● Description of the task: Print all of the data exactly.

■ ■ ■ ■ ■

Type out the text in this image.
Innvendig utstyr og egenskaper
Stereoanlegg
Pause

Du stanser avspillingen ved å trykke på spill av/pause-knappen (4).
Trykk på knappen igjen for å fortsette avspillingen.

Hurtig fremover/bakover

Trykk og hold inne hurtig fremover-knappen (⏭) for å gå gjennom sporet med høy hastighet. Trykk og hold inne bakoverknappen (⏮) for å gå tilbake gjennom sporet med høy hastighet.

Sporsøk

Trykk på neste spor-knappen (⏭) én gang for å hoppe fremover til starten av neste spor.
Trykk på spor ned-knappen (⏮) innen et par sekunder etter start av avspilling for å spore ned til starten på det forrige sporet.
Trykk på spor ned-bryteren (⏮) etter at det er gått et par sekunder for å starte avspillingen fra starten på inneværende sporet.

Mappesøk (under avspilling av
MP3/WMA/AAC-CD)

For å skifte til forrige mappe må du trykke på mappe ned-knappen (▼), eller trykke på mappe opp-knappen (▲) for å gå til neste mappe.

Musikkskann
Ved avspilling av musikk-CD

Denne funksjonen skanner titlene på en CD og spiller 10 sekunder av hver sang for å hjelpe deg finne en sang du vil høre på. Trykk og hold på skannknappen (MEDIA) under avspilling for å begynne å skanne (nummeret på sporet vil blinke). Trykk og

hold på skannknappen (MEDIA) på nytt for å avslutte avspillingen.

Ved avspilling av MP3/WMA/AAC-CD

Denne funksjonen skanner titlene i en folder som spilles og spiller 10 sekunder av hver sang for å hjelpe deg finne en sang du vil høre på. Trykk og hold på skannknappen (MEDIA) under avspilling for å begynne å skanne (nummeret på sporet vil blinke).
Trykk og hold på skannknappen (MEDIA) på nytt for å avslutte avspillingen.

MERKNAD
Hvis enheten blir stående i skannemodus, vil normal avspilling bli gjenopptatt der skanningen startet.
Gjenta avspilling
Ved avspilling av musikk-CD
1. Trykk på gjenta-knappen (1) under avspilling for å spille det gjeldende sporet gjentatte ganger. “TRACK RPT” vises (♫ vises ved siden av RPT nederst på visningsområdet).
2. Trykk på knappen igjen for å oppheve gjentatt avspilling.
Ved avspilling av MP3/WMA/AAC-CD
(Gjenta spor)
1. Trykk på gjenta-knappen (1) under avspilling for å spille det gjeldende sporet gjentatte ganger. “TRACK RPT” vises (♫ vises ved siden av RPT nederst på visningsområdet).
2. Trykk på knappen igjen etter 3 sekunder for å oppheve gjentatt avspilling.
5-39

■ ■ ■ ■ ■

● Result for this task:
Type out the text in this image.
Innvendig utstyr og egenskaper
Stereoanlegg
Pause

Du stanser avspillingen ved å trykke på spill av/pause-knappen (4).
Trykk på knappen igjen for å fortsette avspillingen.

Hurtig fremover/bakover

Trykk og hold inne hurtig fremover-knappen (⏭) for å gå gjennom sporet med høy hastighet. Trykk og hold inne bakoverknappen (⏮) for å gå tilbake gjennom sporet med høy hastighet.

Sporsøk

Trykk på neste spor-knappen (⏭) én gang for å hoppe fremover til starten av neste spor.
Trykk på spor ned-knappen (⏮) innen et par sekunder etter start av avspilling for å spore ned til starten på det forrige sporet.
Trykk på spor ned-bryteren (⏮) etter at det er gått et par sekunder for å starte avspillingen fra starten på inneværende sporet.

Mappesøk (under avspilling av
MP3/WMA/AAC-CD)

For å skifte til forrige mappe må du trykke på mappe ned-knappen (▼), eller trykke på mappe opp-knappen (▲) for å gå til neste mappe.

Musikkskann
Ved avspilling av musikk-CD

Denne funksjonen skanner titlene på en CD og spiller 10 sekunder av hver sang for å hjelpe deg finne en sang du vil høre på. Trykk og hold på skannknappen (MEDIA) under avspilling for å begynne å skanne (nummeret på sporet vil blinke). Trykk og

hold på skannknappen (MEDIA) på nytt for å avslutte avspillingen.

Ved avspilling av MP3/WMA/AAC-CD

Denne funksjonen skanner titlene i en folder som spilles og spiller 10 sekunder av hver sang for å hjelpe deg finne en sang du vil høre på. Trykk og hold på skannknappen (MEDIA) under avspilling for å begynne å skanne (nummeret på sporet vil blinke).
Trykk og hold på skannknappen (MEDIA) på nytt for å avslutte avspillingen.

MERKNAD
Hvis enheten blir stående i skannemodus, vil normal avspilling bli gjenopptatt der skanningen startet.
Gjenta avspilling
Ved avspilling av musikk-CD
1. Trykk på gjenta-knappen (1) under avspilling for å spille det gjeldende sporet gjentatte ganger. “TRACK RPT” vises (♫ vises ved siden av RPT nederst på visningsområdet).
2. Trykk på knappen igjen for å oppheve gjentatt avspilling.
Ved avspilling av MP3/WMA/AAC-CD
(Gjenta spor)
1. Trykk på gjenta-knappen (1) under avspilling for å spille det gjeldende sporet gjentatte ganger. “TRACK RPT” vises (♫ vises ved siden av RPT nederst på visningsområdet).
2. Trykk på knappen igjen etter 3 sekunder for å oppheve gjentatt avspilling.
5-39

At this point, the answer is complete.